▶ [Directions]: Copy each line of the entries beneath that contains the word "Block".

-- START OF Source records --

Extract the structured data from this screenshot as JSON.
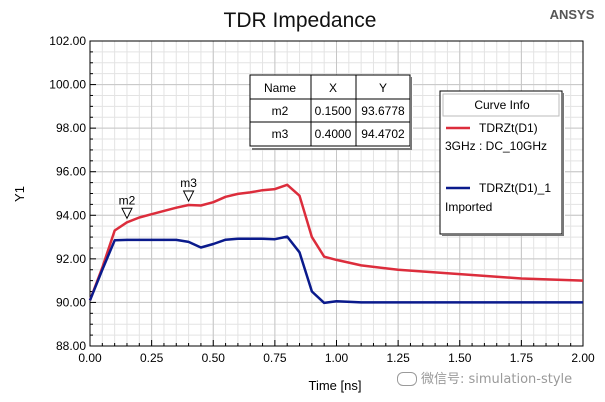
{
  "chart_data": {
    "type": "line",
    "title": "TDR Impedance",
    "brand": "ANSYS",
    "xlabel": "Time [ns]",
    "ylabel": "Y1",
    "xlim": [
      0,
      2
    ],
    "ylim": [
      88,
      102
    ],
    "x_ticks": [
      "0.00",
      "0.25",
      "0.50",
      "0.75",
      "1.00",
      "1.25",
      "1.50",
      "1.75",
      "2.00"
    ],
    "y_ticks": [
      "88.00",
      "90.00",
      "92.00",
      "94.00",
      "96.00",
      "98.00",
      "100.00",
      "102.00"
    ],
    "grid": true,
    "series": [
      {
        "name": "TDRZt(D1)",
        "description": "3GHz : DC_10GHz",
        "color": "#dc2d3c",
        "points": [
          [
            0,
            90.1
          ],
          [
            0.05,
            91.6
          ],
          [
            0.1,
            93.3
          ],
          [
            0.15,
            93.68
          ],
          [
            0.2,
            93.9
          ],
          [
            0.25,
            94.05
          ],
          [
            0.3,
            94.2
          ],
          [
            0.35,
            94.35
          ],
          [
            0.4,
            94.47
          ],
          [
            0.45,
            94.45
          ],
          [
            0.5,
            94.6
          ],
          [
            0.55,
            94.85
          ],
          [
            0.6,
            94.98
          ],
          [
            0.65,
            95.05
          ],
          [
            0.7,
            95.15
          ],
          [
            0.75,
            95.2
          ],
          [
            0.8,
            95.4
          ],
          [
            0.85,
            94.9
          ],
          [
            0.9,
            93.0
          ],
          [
            0.95,
            92.1
          ],
          [
            1.0,
            91.95
          ],
          [
            1.1,
            91.7
          ],
          [
            1.25,
            91.5
          ],
          [
            1.5,
            91.3
          ],
          [
            1.75,
            91.1
          ],
          [
            2.0,
            91.0
          ]
        ]
      },
      {
        "name": "TDRZt(D1)_1",
        "description": "Imported",
        "color": "#0a1a8c",
        "points": [
          [
            0,
            90.1
          ],
          [
            0.05,
            91.5
          ],
          [
            0.1,
            92.85
          ],
          [
            0.15,
            92.87
          ],
          [
            0.2,
            92.87
          ],
          [
            0.25,
            92.87
          ],
          [
            0.3,
            92.87
          ],
          [
            0.35,
            92.87
          ],
          [
            0.4,
            92.78
          ],
          [
            0.45,
            92.52
          ],
          [
            0.5,
            92.68
          ],
          [
            0.55,
            92.88
          ],
          [
            0.6,
            92.92
          ],
          [
            0.65,
            92.92
          ],
          [
            0.7,
            92.92
          ],
          [
            0.75,
            92.9
          ],
          [
            0.8,
            93.02
          ],
          [
            0.85,
            92.3
          ],
          [
            0.9,
            90.5
          ],
          [
            0.95,
            89.98
          ],
          [
            1.0,
            90.05
          ],
          [
            1.1,
            90.0
          ],
          [
            1.5,
            90.0
          ],
          [
            2.0,
            90.0
          ]
        ]
      }
    ],
    "markers": [
      {
        "name": "m2",
        "x": 0.15,
        "y": 93.6778,
        "x_text": "0.1500",
        "y_text": "93.6778"
      },
      {
        "name": "m3",
        "x": 0.4,
        "y": 94.4702,
        "x_text": "0.4000",
        "y_text": "94.4702"
      }
    ],
    "marker_table": {
      "headers": [
        "Name",
        "X",
        "Y"
      ]
    },
    "legend": {
      "title": "Curve Info",
      "position": "top-right"
    }
  },
  "watermark": {
    "text": "微信号: simulation-style"
  }
}
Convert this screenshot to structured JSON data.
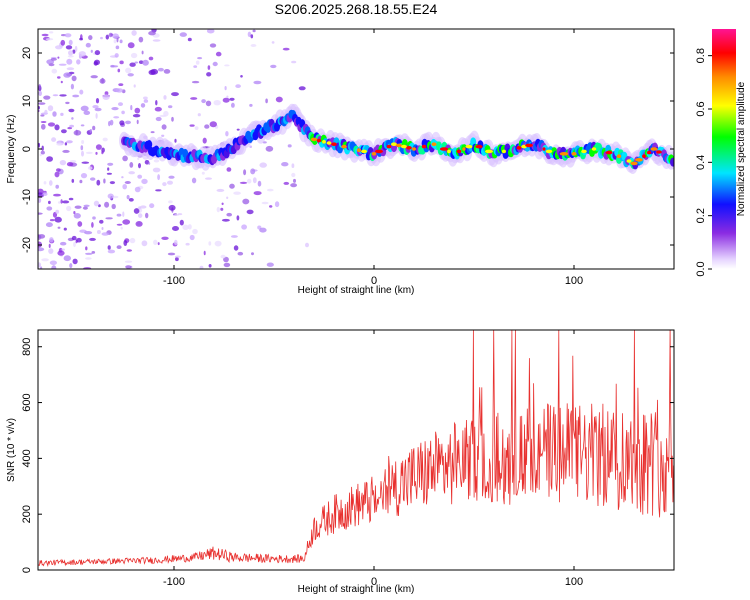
{
  "title": "S206.2025.268.18.55.E24",
  "chart_data": [
    {
      "type": "heatmap",
      "name": "spectrogram",
      "xlabel": "Height of straight line (km)",
      "ylabel": "Frequency (Hz)",
      "xlim": [
        -168,
        150
      ],
      "ylim": [
        -25,
        25
      ],
      "xticks": [
        -100,
        0,
        100
      ],
      "yticks": [
        -20,
        -10,
        0,
        10,
        20
      ],
      "colorbar": {
        "label": "Normalized spectral amplitude",
        "range": [
          0,
          0.9
        ],
        "ticks": [
          0.0,
          0.2,
          0.4,
          0.6,
          0.8
        ],
        "colors": [
          "#f4e8ff",
          "#8a2be2",
          "#1010ff",
          "#00e5ff",
          "#00ff00",
          "#ffff00",
          "#ff8c00",
          "#ff0000",
          "#ff1493"
        ]
      },
      "ridge": {
        "x": [
          -120,
          -100,
          -80,
          -60,
          -45,
          -40,
          -35,
          -30,
          -20,
          -10,
          0,
          10,
          20,
          30,
          40,
          50,
          60,
          70,
          80,
          90,
          100,
          110,
          120,
          130,
          140,
          148
        ],
        "y": [
          1,
          -1,
          -2,
          3,
          6,
          7,
          4,
          2,
          1,
          0,
          -1,
          1,
          0,
          1,
          -1,
          1,
          -1,
          0,
          1,
          -1,
          -1,
          0,
          -1,
          -3,
          0,
          -2
        ]
      }
    },
    {
      "type": "line",
      "name": "snr",
      "xlabel": "Height of straight line (km)",
      "ylabel": "SNR (10 * v/v)",
      "xlim": [
        -168,
        150
      ],
      "ylim": [
        0,
        860
      ],
      "xticks": [
        -100,
        0,
        100
      ],
      "yticks": [
        0,
        200,
        400,
        600,
        800
      ],
      "series": [
        {
          "name": "SNR",
          "color": "#e8312f",
          "envelope": {
            "x": [
              -168,
              -140,
              -110,
              -90,
              -80,
              -70,
              -50,
              -35,
              -30,
              -20,
              -10,
              0,
              10,
              20,
              30,
              50,
              70,
              90,
              110,
              130,
              150
            ],
            "mean": [
              25,
              30,
              35,
              45,
              60,
              45,
              40,
              40,
              150,
              200,
              230,
              250,
              300,
              330,
              360,
              400,
              400,
              420,
              410,
              400,
              380
            ],
            "spread": [
              10,
              10,
              12,
              15,
              25,
              18,
              15,
              15,
              50,
              70,
              80,
              90,
              110,
              130,
              140,
              160,
              170,
              180,
              190,
              200,
              200
            ]
          }
        }
      ]
    }
  ]
}
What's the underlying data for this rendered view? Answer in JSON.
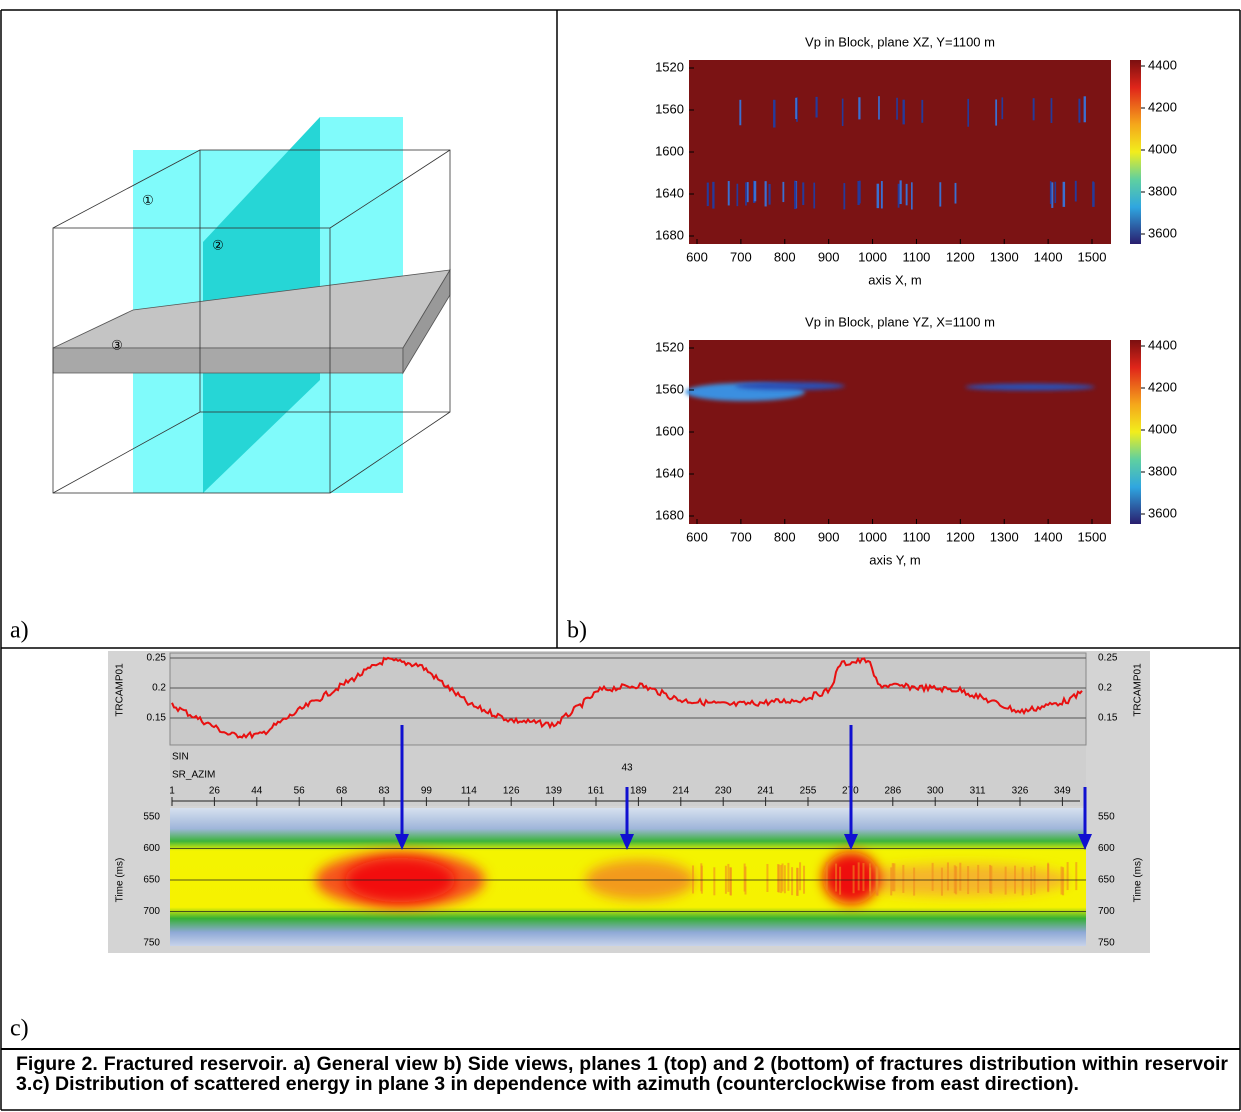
{
  "panel_a": {
    "label": "a)",
    "markers": [
      "①",
      "②",
      "③"
    ]
  },
  "panel_b": {
    "label": "b)",
    "plots": [
      {
        "title": "Vp in Block, plane XZ, Y=1100 m",
        "x_label": "axis X, m",
        "x_ticks": [
          600,
          700,
          800,
          900,
          1000,
          1100,
          1200,
          1300,
          1400,
          1500
        ],
        "y_ticks": [
          1520,
          1560,
          1600,
          1640,
          1680
        ],
        "colorbar_ticks": [
          4400,
          4200,
          4000,
          3800,
          3600
        ]
      },
      {
        "title": "Vp in Block, plane YZ, X=1100 m",
        "x_label": "axis Y, m",
        "x_ticks": [
          600,
          700,
          800,
          900,
          1000,
          1100,
          1200,
          1300,
          1400,
          1500
        ],
        "y_ticks": [
          1520,
          1560,
          1600,
          1640,
          1680
        ],
        "colorbar_ticks": [
          4400,
          4200,
          4000,
          3800,
          3600
        ]
      }
    ]
  },
  "panel_c": {
    "label": "c)",
    "trace_label": "TRCAMP01",
    "trace_ticks": [
      0.25,
      0.2,
      0.15
    ],
    "header_labels": [
      "SIN",
      "SR_AZIM"
    ],
    "header_value": "43",
    "azimuth_ticks": [
      1,
      26,
      44,
      56,
      68,
      83,
      99,
      114,
      126,
      139,
      161,
      189,
      214,
      230,
      241,
      255,
      270,
      286,
      300,
      311,
      326,
      349
    ],
    "time_label": "Time (ms)",
    "time_ticks": [
      550,
      600,
      650,
      700,
      750
    ]
  },
  "caption": "Figure 2. Fractured reservoir. a) General view b) Side views, planes 1 (top) and 2 (bottom) of fractures distribution within reservoir 3.c) Distribution of scattered energy in plane 3 in dependence with azimuth (counterclockwise from east direction)."
}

-- END OF Source records --

▶ [Final result]:
        "title": "Vp in Block, plane XZ, Y=1100 m",
        "title": "Vp in Block, plane YZ, X=1100 m",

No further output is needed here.